EXERCISE DESCRIPTION
Give every line back verbatim, dropping all images.
═══ DATASET EXTRACT ═══
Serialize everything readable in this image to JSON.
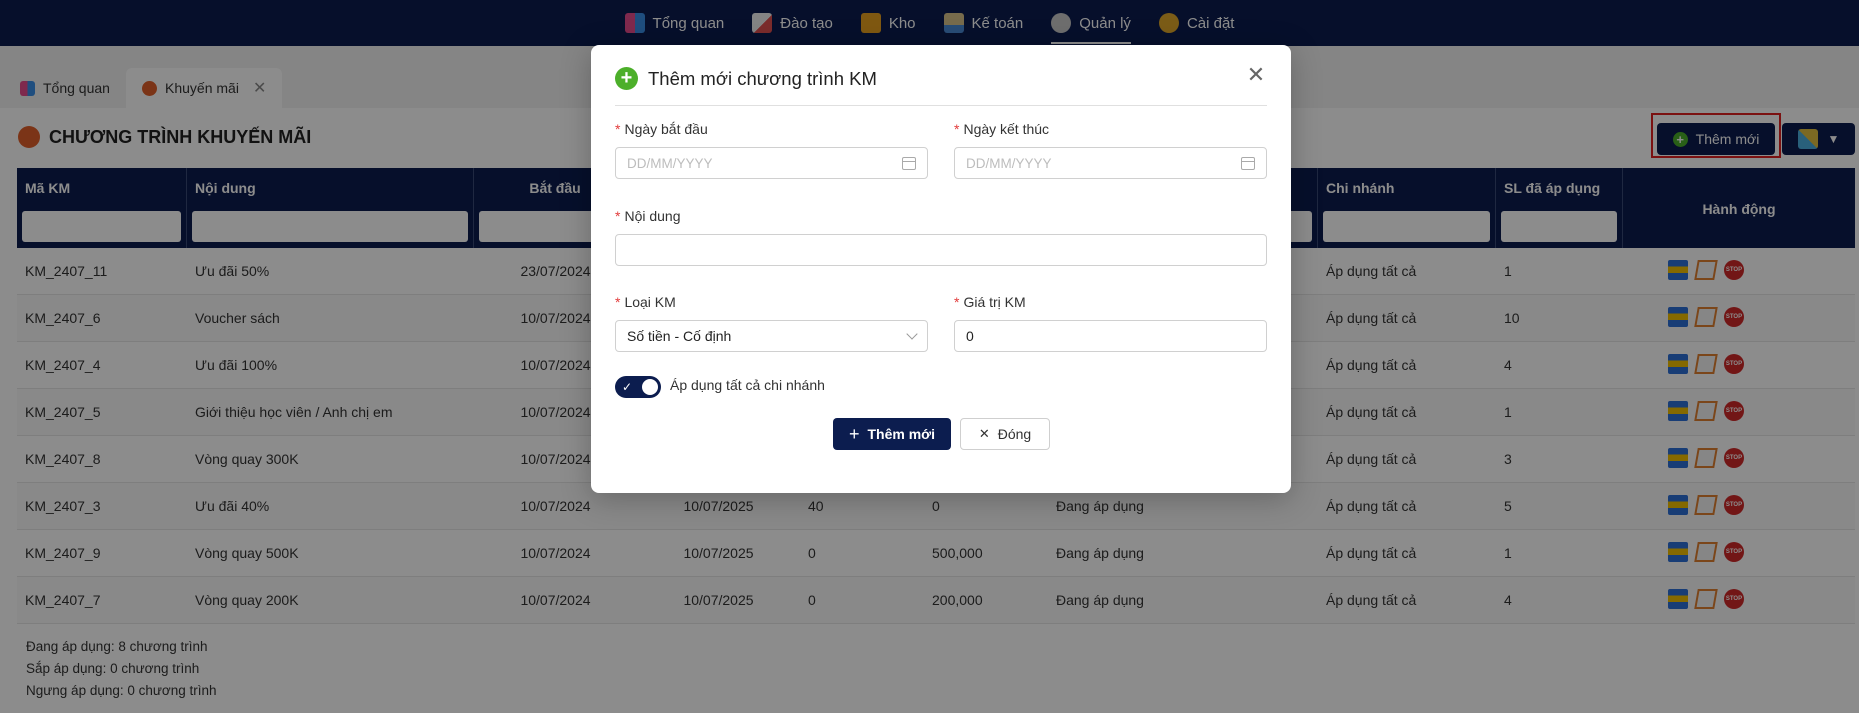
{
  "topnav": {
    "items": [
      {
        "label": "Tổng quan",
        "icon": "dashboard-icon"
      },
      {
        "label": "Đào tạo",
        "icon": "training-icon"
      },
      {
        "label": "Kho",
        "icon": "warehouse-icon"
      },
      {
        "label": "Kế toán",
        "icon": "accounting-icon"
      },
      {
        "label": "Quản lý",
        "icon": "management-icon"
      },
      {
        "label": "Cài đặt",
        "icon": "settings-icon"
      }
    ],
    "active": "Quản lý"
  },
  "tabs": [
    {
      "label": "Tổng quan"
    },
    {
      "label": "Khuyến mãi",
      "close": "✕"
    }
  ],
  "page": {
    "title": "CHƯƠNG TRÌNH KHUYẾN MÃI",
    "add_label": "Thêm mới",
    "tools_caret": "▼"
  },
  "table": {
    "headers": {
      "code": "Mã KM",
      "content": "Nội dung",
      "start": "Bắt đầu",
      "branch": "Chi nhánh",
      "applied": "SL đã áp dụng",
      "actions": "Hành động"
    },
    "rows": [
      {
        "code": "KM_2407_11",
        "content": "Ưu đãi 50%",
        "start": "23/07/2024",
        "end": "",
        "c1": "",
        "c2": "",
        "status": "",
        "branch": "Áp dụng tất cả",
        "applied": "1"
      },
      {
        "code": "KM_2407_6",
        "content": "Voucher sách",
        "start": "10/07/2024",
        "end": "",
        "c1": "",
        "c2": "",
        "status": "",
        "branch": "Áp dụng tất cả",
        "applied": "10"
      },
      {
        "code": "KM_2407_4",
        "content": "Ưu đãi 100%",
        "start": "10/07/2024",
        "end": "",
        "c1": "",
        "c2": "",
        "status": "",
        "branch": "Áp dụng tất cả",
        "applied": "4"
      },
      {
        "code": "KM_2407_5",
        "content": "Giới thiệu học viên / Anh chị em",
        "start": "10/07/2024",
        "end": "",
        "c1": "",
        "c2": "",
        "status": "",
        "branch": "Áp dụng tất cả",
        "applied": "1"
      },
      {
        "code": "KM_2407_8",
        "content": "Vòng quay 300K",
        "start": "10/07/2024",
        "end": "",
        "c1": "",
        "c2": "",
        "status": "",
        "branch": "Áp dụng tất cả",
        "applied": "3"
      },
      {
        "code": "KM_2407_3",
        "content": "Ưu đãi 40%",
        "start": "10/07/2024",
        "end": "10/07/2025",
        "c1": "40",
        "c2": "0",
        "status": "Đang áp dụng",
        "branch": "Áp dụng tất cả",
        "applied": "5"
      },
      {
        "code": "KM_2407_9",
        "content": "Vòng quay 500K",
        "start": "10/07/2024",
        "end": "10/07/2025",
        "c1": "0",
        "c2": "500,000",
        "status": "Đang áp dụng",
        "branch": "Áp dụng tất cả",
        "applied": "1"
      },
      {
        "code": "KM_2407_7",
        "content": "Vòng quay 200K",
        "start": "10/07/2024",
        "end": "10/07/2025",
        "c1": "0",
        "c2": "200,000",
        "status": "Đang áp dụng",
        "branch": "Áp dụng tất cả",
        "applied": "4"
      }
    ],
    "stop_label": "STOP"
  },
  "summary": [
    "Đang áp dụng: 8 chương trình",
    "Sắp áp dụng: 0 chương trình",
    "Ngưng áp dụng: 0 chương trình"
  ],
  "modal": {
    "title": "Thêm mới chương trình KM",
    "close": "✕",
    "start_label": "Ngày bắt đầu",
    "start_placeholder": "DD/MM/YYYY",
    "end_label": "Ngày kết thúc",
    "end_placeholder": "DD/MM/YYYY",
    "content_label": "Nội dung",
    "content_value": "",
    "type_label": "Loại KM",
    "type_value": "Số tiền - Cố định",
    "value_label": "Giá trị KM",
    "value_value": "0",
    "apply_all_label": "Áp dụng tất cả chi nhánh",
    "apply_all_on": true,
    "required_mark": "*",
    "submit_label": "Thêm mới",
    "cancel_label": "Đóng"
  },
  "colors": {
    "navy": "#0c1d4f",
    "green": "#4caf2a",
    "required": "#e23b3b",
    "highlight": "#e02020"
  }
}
═══
RESPONSE FOR THIS EXERCISE
Serialize everything readable in this image to JSON.
{
  "topnav": {
    "items": [
      {
        "label": "Tổng quan",
        "icon": "dashboard-icon"
      },
      {
        "label": "Đào tạo",
        "icon": "training-icon"
      },
      {
        "label": "Kho",
        "icon": "warehouse-icon"
      },
      {
        "label": "Kế toán",
        "icon": "accounting-icon"
      },
      {
        "label": "Quản lý",
        "icon": "management-icon"
      },
      {
        "label": "Cài đặt",
        "icon": "settings-icon"
      }
    ],
    "active": "Quản lý"
  },
  "tabs": [
    {
      "label": "Tổng quan"
    },
    {
      "label": "Khuyến mãi",
      "close": "✕"
    }
  ],
  "page": {
    "title": "CHƯƠNG TRÌNH KHUYẾN MÃI",
    "add_label": "Thêm mới",
    "tools_caret": "▼"
  },
  "table": {
    "headers": {
      "code": "Mã KM",
      "content": "Nội dung",
      "start": "Bắt đầu",
      "branch": "Chi nhánh",
      "applied": "SL đã áp dụng",
      "actions": "Hành động"
    },
    "rows": [
      {
        "code": "KM_2407_11",
        "content": "Ưu đãi 50%",
        "start": "23/07/2024",
        "end": "",
        "c1": "",
        "c2": "",
        "status": "",
        "branch": "Áp dụng tất cả",
        "applied": "1"
      },
      {
        "code": "KM_2407_6",
        "content": "Voucher sách",
        "start": "10/07/2024",
        "end": "",
        "c1": "",
        "c2": "",
        "status": "",
        "branch": "Áp dụng tất cả",
        "applied": "10"
      },
      {
        "code": "KM_2407_4",
        "content": "Ưu đãi 100%",
        "start": "10/07/2024",
        "end": "",
        "c1": "",
        "c2": "",
        "status": "",
        "branch": "Áp dụng tất cả",
        "applied": "4"
      },
      {
        "code": "KM_2407_5",
        "content": "Giới thiệu học viên / Anh chị em",
        "start": "10/07/2024",
        "end": "",
        "c1": "",
        "c2": "",
        "status": "",
        "branch": "Áp dụng tất cả",
        "applied": "1"
      },
      {
        "code": "KM_2407_8",
        "content": "Vòng quay 300K",
        "start": "10/07/2024",
        "end": "",
        "c1": "",
        "c2": "",
        "status": "",
        "branch": "Áp dụng tất cả",
        "applied": "3"
      },
      {
        "code": "KM_2407_3",
        "content": "Ưu đãi 40%",
        "start": "10/07/2024",
        "end": "10/07/2025",
        "c1": "40",
        "c2": "0",
        "status": "Đang áp dụng",
        "branch": "Áp dụng tất cả",
        "applied": "5"
      },
      {
        "code": "KM_2407_9",
        "content": "Vòng quay 500K",
        "start": "10/07/2024",
        "end": "10/07/2025",
        "c1": "0",
        "c2": "500,000",
        "status": "Đang áp dụng",
        "branch": "Áp dụng tất cả",
        "applied": "1"
      },
      {
        "code": "KM_2407_7",
        "content": "Vòng quay 200K",
        "start": "10/07/2024",
        "end": "10/07/2025",
        "c1": "0",
        "c2": "200,000",
        "status": "Đang áp dụng",
        "branch": "Áp dụng tất cả",
        "applied": "4"
      }
    ],
    "stop_label": "STOP"
  },
  "summary": [
    "Đang áp dụng: 8 chương trình",
    "Sắp áp dụng: 0 chương trình",
    "Ngưng áp dụng: 0 chương trình"
  ],
  "modal": {
    "title": "Thêm mới chương trình KM",
    "close": "✕",
    "start_label": "Ngày bắt đầu",
    "start_placeholder": "DD/MM/YYYY",
    "end_label": "Ngày kết thúc",
    "end_placeholder": "DD/MM/YYYY",
    "content_label": "Nội dung",
    "content_value": "",
    "type_label": "Loại KM",
    "type_value": "Số tiền - Cố định",
    "value_label": "Giá trị KM",
    "value_value": "0",
    "apply_all_label": "Áp dụng tất cả chi nhánh",
    "apply_all_on": true,
    "required_mark": "*",
    "submit_label": "Thêm mới",
    "cancel_label": "Đóng"
  },
  "colors": {
    "navy": "#0c1d4f",
    "green": "#4caf2a",
    "required": "#e23b3b",
    "highlight": "#e02020"
  }
}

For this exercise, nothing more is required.